### [PROBLEM DESCRIPTION]
Each record below should appear again exactly as written.

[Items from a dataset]
——————

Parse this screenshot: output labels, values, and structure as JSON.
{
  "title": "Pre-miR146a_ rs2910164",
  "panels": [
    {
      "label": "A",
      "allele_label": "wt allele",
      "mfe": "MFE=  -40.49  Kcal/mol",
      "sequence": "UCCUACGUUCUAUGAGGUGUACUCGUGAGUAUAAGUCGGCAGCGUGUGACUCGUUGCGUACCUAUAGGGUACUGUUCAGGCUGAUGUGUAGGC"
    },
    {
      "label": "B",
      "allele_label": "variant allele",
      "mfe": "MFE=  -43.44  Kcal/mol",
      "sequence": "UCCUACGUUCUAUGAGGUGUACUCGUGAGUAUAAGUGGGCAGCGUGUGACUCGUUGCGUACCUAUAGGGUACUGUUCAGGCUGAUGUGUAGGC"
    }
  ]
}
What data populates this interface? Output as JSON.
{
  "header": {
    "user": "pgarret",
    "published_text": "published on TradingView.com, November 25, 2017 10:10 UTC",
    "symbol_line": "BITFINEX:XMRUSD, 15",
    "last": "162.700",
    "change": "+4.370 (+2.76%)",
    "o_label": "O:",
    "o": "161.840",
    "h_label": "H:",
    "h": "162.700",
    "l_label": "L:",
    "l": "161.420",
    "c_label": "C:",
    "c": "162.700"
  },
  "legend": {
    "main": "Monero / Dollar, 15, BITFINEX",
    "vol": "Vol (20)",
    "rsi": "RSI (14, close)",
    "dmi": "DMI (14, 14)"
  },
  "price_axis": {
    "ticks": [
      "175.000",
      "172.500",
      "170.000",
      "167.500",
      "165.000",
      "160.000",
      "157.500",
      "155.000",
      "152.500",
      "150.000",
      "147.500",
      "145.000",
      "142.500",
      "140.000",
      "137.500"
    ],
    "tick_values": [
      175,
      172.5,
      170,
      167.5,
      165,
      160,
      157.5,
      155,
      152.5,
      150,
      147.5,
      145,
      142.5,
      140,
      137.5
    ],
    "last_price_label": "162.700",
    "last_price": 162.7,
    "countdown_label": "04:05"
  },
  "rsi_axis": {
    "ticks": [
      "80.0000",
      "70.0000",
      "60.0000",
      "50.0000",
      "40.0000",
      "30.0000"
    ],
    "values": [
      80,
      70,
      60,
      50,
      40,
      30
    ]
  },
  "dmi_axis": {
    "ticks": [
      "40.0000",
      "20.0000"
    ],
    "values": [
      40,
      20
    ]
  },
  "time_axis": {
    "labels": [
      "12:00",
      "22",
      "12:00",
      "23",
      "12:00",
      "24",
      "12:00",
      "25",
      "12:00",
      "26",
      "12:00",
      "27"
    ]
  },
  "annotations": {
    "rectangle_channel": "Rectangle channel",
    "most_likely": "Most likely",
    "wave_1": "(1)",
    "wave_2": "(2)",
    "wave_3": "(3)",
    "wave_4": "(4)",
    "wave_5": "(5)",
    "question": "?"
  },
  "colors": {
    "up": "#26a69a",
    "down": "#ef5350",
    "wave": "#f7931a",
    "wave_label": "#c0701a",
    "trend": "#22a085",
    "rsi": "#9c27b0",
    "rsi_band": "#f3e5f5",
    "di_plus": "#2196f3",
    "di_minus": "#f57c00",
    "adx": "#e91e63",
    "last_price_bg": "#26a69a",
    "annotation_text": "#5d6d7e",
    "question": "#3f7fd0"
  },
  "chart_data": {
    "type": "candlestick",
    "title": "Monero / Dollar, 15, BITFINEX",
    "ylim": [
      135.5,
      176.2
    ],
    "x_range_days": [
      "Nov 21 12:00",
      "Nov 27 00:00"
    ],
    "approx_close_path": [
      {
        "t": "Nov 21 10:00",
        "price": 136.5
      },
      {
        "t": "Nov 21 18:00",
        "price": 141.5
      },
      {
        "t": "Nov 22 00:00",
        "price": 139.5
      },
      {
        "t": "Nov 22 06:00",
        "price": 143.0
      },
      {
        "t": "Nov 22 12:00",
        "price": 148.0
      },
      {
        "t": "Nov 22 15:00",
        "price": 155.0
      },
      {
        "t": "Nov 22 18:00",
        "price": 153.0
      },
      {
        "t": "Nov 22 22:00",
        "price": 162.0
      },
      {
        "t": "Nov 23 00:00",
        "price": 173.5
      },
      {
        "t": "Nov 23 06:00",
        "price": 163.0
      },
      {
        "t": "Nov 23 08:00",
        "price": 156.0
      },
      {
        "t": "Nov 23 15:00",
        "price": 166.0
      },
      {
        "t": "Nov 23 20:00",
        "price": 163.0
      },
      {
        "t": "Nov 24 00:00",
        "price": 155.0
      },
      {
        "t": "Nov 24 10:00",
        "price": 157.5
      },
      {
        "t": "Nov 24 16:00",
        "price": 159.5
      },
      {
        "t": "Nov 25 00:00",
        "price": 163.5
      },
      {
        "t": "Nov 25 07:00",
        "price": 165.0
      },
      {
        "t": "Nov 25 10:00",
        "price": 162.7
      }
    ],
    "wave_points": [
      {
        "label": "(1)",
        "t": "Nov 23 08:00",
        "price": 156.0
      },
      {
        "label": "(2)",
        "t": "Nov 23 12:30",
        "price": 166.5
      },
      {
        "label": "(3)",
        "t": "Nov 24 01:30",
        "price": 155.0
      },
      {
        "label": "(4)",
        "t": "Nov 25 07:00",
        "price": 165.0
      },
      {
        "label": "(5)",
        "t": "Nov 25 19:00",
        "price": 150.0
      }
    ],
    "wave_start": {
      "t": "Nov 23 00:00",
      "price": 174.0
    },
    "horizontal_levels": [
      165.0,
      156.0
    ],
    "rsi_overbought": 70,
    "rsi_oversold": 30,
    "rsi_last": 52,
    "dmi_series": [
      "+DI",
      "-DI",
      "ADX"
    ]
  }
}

——————

### [TASK RESULT]
Parse this screenshot: output labels, values, and structure as JSON.
{
  "title": "Pre-miR146a_ rs2910164",
  "panels": [
    {
      "label": "A",
      "allele_label": "wt allele",
      "mfe": "MFE=  -40.49  Kcal/mol",
      "sequence": "UCCUACGUUCUAUGAGGUGUACUCGUGAGUAUAAGUCGGCAGCGUGUGACUCGUUGCGUACCUAUAGGGUACUGUUCAGGCUGAUGUGUAGGC"
    },
    {
      "label": "B",
      "allele_label": "variant allele",
      "mfe": "MFE=  -43.44  Kcal/mol",
      "sequence": "UCCUACGUUCUAUGAGGUGUACUCGUGAGUAUAAGUGGGCAGCGUGUGACUCGUUGCGUACCUAUAGGGUACUGUUCAGGCUGAUGUGUAGGC"
    }
  ]
}
What data populates this interface? Output as JSON.
{
  "header": {
    "user": "pgarret",
    "published_text": "published on TradingView.com, November 25, 2017 10:10 UTC",
    "symbol_line": "BITFINEX:XMRUSD, 15",
    "last": "162.700",
    "change": "+4.370 (+2.76%)",
    "o_label": "O:",
    "o": "161.840",
    "h_label": "H:",
    "h": "162.700",
    "l_label": "L:",
    "l": "161.420",
    "c_label": "C:",
    "c": "162.700"
  },
  "legend": {
    "main": "Monero / Dollar, 15, BITFINEX",
    "vol": "Vol (20)",
    "rsi": "RSI (14, close)",
    "dmi": "DMI (14, 14)"
  },
  "price_axis": {
    "ticks": [
      "175.000",
      "172.500",
      "170.000",
      "167.500",
      "165.000",
      "160.000",
      "157.500",
      "155.000",
      "152.500",
      "150.000",
      "147.500",
      "145.000",
      "142.500",
      "140.000",
      "137.500"
    ],
    "tick_values": [
      175,
      172.5,
      170,
      167.5,
      165,
      160,
      157.5,
      155,
      152.5,
      150,
      147.5,
      145,
      142.5,
      140,
      137.5
    ],
    "last_price_label": "162.700",
    "last_price": 162.7,
    "countdown_label": "04:05"
  },
  "rsi_axis": {
    "ticks": [
      "80.0000",
      "70.0000",
      "60.0000",
      "50.0000",
      "40.0000",
      "30.0000"
    ],
    "values": [
      80,
      70,
      60,
      50,
      40,
      30
    ]
  },
  "dmi_axis": {
    "ticks": [
      "40.0000",
      "20.0000"
    ],
    "values": [
      40,
      20
    ]
  },
  "time_axis": {
    "labels": [
      "12:00",
      "22",
      "12:00",
      "23",
      "12:00",
      "24",
      "12:00",
      "25",
      "12:00",
      "26",
      "12:00",
      "27"
    ]
  },
  "annotations": {
    "rectangle_channel": "Rectangle channel",
    "most_likely": "Most likely",
    "wave_1": "(1)",
    "wave_2": "(2)",
    "wave_3": "(3)",
    "wave_4": "(4)",
    "wave_5": "(5)",
    "question": "?"
  },
  "colors": {
    "up": "#26a69a",
    "down": "#ef5350",
    "wave": "#f7931a",
    "wave_label": "#c0701a",
    "trend": "#22a085",
    "rsi": "#9c27b0",
    "rsi_band": "#f3e5f5",
    "di_plus": "#2196f3",
    "di_minus": "#f57c00",
    "adx": "#e91e63",
    "last_price_bg": "#26a69a",
    "annotation_text": "#5d6d7e",
    "question": "#3f7fd0"
  },
  "chart_data": {
    "type": "candlestick",
    "title": "Monero / Dollar, 15, BITFINEX",
    "ylim": [
      135.5,
      176.2
    ],
    "x_range_days": [
      "Nov 21 12:00",
      "Nov 27 00:00"
    ],
    "approx_close_path": [
      {
        "t": "Nov 21 10:00",
        "price": 136.5
      },
      {
        "t": "Nov 21 18:00",
        "price": 141.5
      },
      {
        "t": "Nov 22 00:00",
        "price": 139.5
      },
      {
        "t": "Nov 22 06:00",
        "price": 143.0
      },
      {
        "t": "Nov 22 12:00",
        "price": 148.0
      },
      {
        "t": "Nov 22 15:00",
        "price": 155.0
      },
      {
        "t": "Nov 22 18:00",
        "price": 153.0
      },
      {
        "t": "Nov 22 22:00",
        "price": 162.0
      },
      {
        "t": "Nov 23 00:00",
        "price": 173.5
      },
      {
        "t": "Nov 23 06:00",
        "price": 163.0
      },
      {
        "t": "Nov 23 08:00",
        "price": 156.0
      },
      {
        "t": "Nov 23 15:00",
        "price": 166.0
      },
      {
        "t": "Nov 23 20:00",
        "price": 163.0
      },
      {
        "t": "Nov 24 00:00",
        "price": 155.0
      },
      {
        "t": "Nov 24 10:00",
        "price": 157.5
      },
      {
        "t": "Nov 24 16:00",
        "price": 159.5
      },
      {
        "t": "Nov 25 00:00",
        "price": 163.5
      },
      {
        "t": "Nov 25 07:00",
        "price": 165.0
      },
      {
        "t": "Nov 25 10:00",
        "price": 162.7
      }
    ],
    "wave_points": [
      {
        "label": "(1)",
        "t": "Nov 23 08:00",
        "price": 156.0
      },
      {
        "label": "(2)",
        "t": "Nov 23 12:30",
        "price": 166.5
      },
      {
        "label": "(3)",
        "t": "Nov 24 01:30",
        "price": 155.0
      },
      {
        "label": "(4)",
        "t": "Nov 25 07:00",
        "price": 165.0
      },
      {
        "label": "(5)",
        "t": "Nov 25 19:00",
        "price": 150.0
      }
    ],
    "wave_start": {
      "t": "Nov 23 00:00",
      "price": 174.0
    },
    "horizontal_levels": [
      165.0,
      156.0
    ],
    "rsi_overbought": 70,
    "rsi_oversold": 30,
    "rsi_last": 52,
    "dmi_series": [
      "+DI",
      "-DI",
      "ADX"
    ]
  }
}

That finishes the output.